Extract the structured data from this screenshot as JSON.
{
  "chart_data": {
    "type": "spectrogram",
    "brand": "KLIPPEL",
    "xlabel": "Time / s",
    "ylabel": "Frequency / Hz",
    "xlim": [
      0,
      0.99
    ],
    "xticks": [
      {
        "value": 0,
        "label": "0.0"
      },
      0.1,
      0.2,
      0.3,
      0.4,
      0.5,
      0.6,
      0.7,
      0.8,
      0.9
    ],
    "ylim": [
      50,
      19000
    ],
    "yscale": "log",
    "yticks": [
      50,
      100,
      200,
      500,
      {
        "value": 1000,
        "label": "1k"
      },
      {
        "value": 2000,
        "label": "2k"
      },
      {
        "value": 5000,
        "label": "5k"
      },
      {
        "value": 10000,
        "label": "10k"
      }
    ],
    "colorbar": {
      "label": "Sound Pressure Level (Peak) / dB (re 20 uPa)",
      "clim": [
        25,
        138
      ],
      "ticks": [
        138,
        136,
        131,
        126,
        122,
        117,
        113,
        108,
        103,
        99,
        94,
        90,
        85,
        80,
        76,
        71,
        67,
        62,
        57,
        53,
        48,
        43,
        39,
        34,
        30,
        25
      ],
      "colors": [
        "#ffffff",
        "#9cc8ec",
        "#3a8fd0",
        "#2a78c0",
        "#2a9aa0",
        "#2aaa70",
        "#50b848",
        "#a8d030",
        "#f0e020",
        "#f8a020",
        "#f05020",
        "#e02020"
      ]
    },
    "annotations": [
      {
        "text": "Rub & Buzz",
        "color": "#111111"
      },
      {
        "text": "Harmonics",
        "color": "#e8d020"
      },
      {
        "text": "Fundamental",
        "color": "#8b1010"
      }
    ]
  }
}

────────────────────

- [What is being asked] Repeat all the entries exactly as given.

- [Reply to the task]
Extract the structured data from this screenshot as JSON.
{
  "chart_data": {
    "type": "spectrogram",
    "brand": "KLIPPEL",
    "xlabel": "Time / s",
    "ylabel": "Frequency / Hz",
    "xlim": [
      0,
      0.99
    ],
    "xticks": [
      {
        "value": 0,
        "label": "0.0"
      },
      0.1,
      0.2,
      0.3,
      0.4,
      0.5,
      0.6,
      0.7,
      0.8,
      0.9
    ],
    "ylim": [
      50,
      19000
    ],
    "yscale": "log",
    "yticks": [
      50,
      100,
      200,
      500,
      {
        "value": 1000,
        "label": "1k"
      },
      {
        "value": 2000,
        "label": "2k"
      },
      {
        "value": 5000,
        "label": "5k"
      },
      {
        "value": 10000,
        "label": "10k"
      }
    ],
    "colorbar": {
      "label": "Sound Pressure Level (Peak) / dB (re 20 uPa)",
      "clim": [
        25,
        138
      ],
      "ticks": [
        138,
        136,
        131,
        126,
        122,
        117,
        113,
        108,
        103,
        99,
        94,
        90,
        85,
        80,
        76,
        71,
        67,
        62,
        57,
        53,
        48,
        43,
        39,
        34,
        30,
        25
      ],
      "colors": [
        "#ffffff",
        "#9cc8ec",
        "#3a8fd0",
        "#2a78c0",
        "#2a9aa0",
        "#2aaa70",
        "#50b848",
        "#a8d030",
        "#f0e020",
        "#f8a020",
        "#f05020",
        "#e02020"
      ]
    },
    "annotations": [
      {
        "text": "Rub & Buzz",
        "color": "#111111"
      },
      {
        "text": "Harmonics",
        "color": "#e8d020"
      },
      {
        "text": "Fundamental",
        "color": "#8b1010"
      }
    ]
  }
}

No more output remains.